EXERCISE TASK: Leave out the pictures and repeat the data exactly.

DATA FOR THIS EXERCISE:
┌────────
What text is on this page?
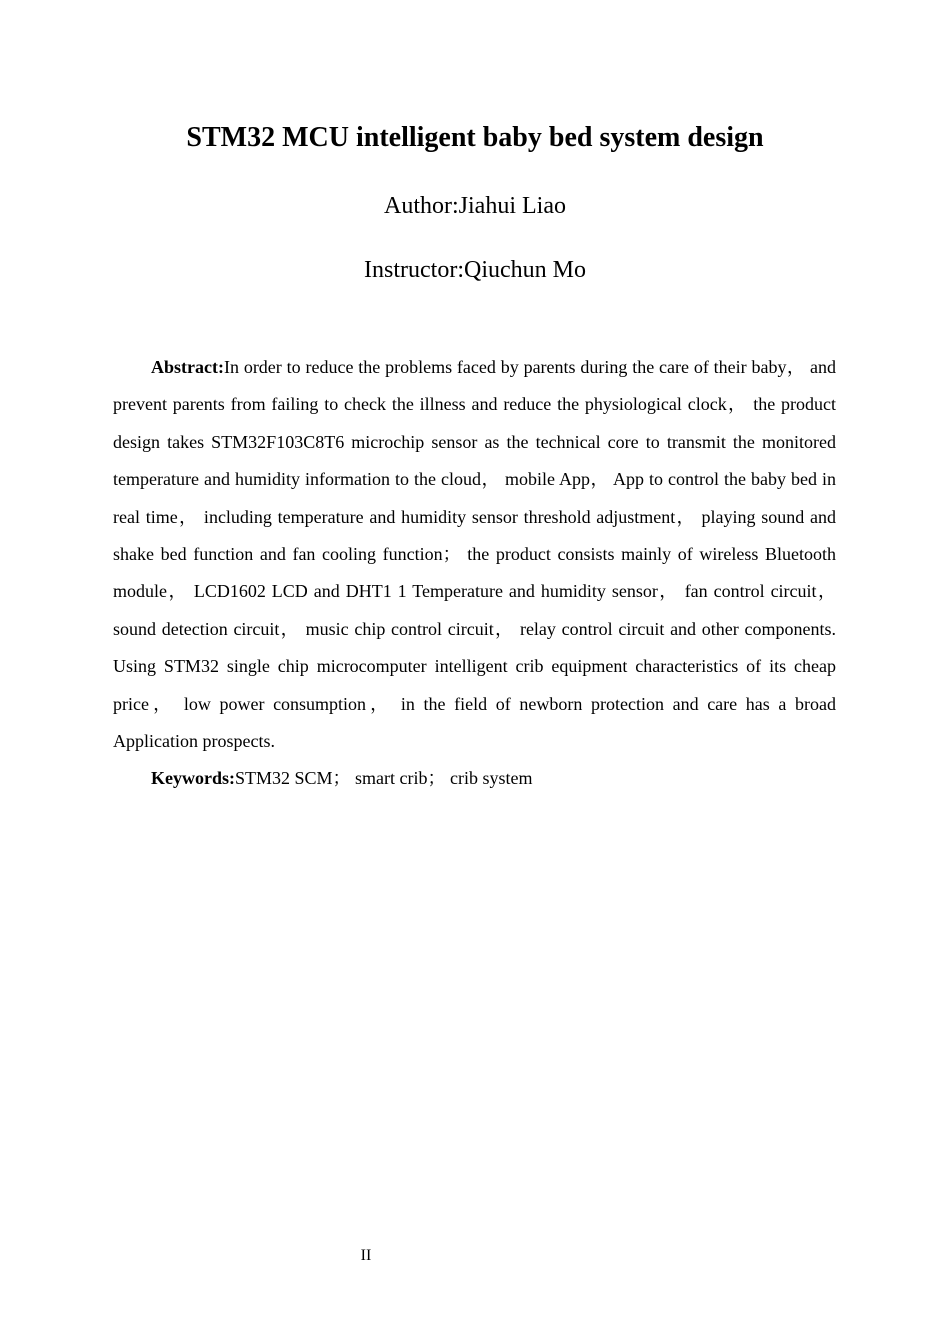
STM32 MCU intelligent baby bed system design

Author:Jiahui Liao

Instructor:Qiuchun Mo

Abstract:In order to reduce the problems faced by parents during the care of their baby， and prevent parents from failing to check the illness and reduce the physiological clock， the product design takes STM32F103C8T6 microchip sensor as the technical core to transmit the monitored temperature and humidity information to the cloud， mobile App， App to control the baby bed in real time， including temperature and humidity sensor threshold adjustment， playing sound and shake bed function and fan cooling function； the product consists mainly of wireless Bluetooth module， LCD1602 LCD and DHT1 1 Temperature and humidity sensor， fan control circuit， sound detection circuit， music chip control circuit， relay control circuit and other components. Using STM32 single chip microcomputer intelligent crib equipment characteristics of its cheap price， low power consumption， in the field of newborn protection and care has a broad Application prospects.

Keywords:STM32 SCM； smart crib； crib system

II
└────────
THE RESPONSE:
What text is on this page?
STM32 MCU intelligent baby bed system design

Author:Jiahui Liao

Instructor:Qiuchun Mo

Abstract:In order to reduce the problems faced by parents during the care of their baby， and prevent parents from failing to check the illness and reduce the physiological clock， the product design takes STM32F103C8T6 microchip sensor as the technical core to transmit the monitored temperature and humidity information to the cloud， mobile App， App to control the baby bed in real time， including temperature and humidity sensor threshold adjustment， playing sound and shake bed function and fan cooling function； the product consists mainly of wireless Bluetooth module， LCD1602 LCD and DHT1 1 Temperature and humidity sensor， fan control circuit， sound detection circuit， music chip control circuit， relay control circuit and other components. Using STM32 single chip microcomputer intelligent crib equipment characteristics of its cheap price， low power consumption， in the field of newborn protection and care has a broad Application prospects.

Keywords:STM32 SCM； smart crib； crib system

II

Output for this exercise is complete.